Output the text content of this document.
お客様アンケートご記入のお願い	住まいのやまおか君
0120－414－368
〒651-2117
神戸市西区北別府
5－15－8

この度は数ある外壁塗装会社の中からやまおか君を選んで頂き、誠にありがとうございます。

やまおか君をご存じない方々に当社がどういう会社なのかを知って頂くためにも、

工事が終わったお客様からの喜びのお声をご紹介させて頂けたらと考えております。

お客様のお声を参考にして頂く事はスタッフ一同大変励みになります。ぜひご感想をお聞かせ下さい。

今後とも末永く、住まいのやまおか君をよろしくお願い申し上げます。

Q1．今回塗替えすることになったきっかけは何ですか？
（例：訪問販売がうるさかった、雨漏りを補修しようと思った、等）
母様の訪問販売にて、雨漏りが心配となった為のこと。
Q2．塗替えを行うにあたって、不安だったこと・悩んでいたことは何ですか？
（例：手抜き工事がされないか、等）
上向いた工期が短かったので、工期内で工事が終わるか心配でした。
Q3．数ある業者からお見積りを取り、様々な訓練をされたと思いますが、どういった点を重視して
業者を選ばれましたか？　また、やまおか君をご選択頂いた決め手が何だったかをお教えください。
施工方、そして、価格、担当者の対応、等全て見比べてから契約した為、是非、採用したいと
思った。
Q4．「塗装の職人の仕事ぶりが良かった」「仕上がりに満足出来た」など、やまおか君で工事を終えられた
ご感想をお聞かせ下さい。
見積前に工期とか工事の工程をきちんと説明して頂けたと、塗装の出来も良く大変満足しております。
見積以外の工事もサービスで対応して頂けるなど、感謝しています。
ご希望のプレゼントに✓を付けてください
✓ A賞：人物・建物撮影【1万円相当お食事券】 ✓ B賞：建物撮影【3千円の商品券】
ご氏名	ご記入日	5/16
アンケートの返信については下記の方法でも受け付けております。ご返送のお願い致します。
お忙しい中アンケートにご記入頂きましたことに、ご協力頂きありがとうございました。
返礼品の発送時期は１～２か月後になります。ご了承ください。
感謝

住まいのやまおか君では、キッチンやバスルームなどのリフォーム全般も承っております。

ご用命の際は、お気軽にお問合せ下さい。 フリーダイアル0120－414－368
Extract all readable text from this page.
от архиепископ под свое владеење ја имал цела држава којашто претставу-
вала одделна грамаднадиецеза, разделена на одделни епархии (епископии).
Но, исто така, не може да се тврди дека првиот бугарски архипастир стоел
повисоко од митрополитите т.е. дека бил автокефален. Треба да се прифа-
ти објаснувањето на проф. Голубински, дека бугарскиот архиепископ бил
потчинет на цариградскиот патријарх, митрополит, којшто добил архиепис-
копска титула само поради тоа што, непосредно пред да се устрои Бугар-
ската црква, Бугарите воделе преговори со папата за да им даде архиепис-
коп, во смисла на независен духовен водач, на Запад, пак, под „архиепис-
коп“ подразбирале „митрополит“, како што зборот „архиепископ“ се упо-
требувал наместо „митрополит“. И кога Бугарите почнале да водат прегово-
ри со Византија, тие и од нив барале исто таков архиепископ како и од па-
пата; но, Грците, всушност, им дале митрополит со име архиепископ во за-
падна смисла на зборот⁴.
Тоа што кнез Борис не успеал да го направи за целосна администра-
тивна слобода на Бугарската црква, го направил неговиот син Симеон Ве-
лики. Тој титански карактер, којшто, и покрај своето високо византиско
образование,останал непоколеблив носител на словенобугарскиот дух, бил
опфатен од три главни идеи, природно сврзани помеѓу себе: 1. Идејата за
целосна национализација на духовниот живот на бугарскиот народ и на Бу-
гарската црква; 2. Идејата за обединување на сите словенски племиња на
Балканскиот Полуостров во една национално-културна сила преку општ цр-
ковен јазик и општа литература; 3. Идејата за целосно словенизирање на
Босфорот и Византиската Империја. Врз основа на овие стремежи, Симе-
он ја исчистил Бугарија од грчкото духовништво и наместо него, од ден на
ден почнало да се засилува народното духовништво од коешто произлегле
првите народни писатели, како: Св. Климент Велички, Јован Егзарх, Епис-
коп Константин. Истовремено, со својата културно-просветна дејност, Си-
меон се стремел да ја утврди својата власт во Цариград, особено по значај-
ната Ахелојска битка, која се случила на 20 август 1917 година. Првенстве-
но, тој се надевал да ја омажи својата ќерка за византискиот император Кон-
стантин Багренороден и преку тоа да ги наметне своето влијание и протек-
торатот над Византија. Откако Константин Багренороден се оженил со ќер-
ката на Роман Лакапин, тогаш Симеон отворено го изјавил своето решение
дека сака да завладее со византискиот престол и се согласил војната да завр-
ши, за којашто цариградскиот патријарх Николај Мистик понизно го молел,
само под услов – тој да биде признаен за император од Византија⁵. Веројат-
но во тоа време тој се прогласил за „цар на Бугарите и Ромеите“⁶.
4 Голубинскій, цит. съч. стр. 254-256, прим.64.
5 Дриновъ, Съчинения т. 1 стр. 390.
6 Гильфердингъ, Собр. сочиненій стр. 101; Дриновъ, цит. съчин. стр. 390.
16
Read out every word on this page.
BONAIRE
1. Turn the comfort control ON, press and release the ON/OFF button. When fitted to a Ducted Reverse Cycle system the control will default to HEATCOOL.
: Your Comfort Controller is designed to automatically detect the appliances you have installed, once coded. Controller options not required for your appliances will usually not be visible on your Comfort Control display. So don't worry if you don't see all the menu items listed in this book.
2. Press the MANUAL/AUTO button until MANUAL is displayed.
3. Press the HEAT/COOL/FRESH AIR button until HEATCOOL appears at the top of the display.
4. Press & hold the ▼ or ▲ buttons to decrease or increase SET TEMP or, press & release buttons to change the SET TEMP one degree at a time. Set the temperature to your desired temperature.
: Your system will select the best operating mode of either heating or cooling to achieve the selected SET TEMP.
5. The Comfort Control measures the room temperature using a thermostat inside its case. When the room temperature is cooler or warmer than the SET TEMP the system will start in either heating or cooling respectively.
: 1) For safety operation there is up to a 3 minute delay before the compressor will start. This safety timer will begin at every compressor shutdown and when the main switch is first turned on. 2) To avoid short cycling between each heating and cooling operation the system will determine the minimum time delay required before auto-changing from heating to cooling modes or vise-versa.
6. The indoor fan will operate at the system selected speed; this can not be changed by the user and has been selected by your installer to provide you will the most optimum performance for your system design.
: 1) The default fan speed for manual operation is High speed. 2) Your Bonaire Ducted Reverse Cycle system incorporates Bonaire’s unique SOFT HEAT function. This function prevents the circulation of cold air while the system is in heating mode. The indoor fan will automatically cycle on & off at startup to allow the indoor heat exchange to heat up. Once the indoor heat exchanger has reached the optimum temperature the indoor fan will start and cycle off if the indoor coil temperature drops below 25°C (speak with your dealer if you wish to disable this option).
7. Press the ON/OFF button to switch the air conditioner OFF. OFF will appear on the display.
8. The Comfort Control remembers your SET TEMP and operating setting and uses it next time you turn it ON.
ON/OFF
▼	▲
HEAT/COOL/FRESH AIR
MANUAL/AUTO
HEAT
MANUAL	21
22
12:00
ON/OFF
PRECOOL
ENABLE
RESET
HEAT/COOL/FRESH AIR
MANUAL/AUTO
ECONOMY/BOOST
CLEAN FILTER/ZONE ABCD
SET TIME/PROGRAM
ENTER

:: WORK TO BE COMPLETED ::
Show the lines where the word "cooling" appears in the entries.

:: EXERCISE RESULT ::
: Your system will select the best operating mode of either heating or cooling to achieve the selected SET TEMP.
5. The Comfort Control measures the room temperature using a thermostat inside its case. When the room temperature is cooler or warmer than the SET TEMP the system will start in either heating or cooling respectively.
: 1) For safety operation there is up to a 3 minute delay before the compressor will start. This safety timer will begin at every compressor shutdown and when the main switch is first turned on. 2) To avoid short cycling between each heating and cooling operation the system will determine the minimum time delay required before auto-changing from heating to cooling modes or vise-versa.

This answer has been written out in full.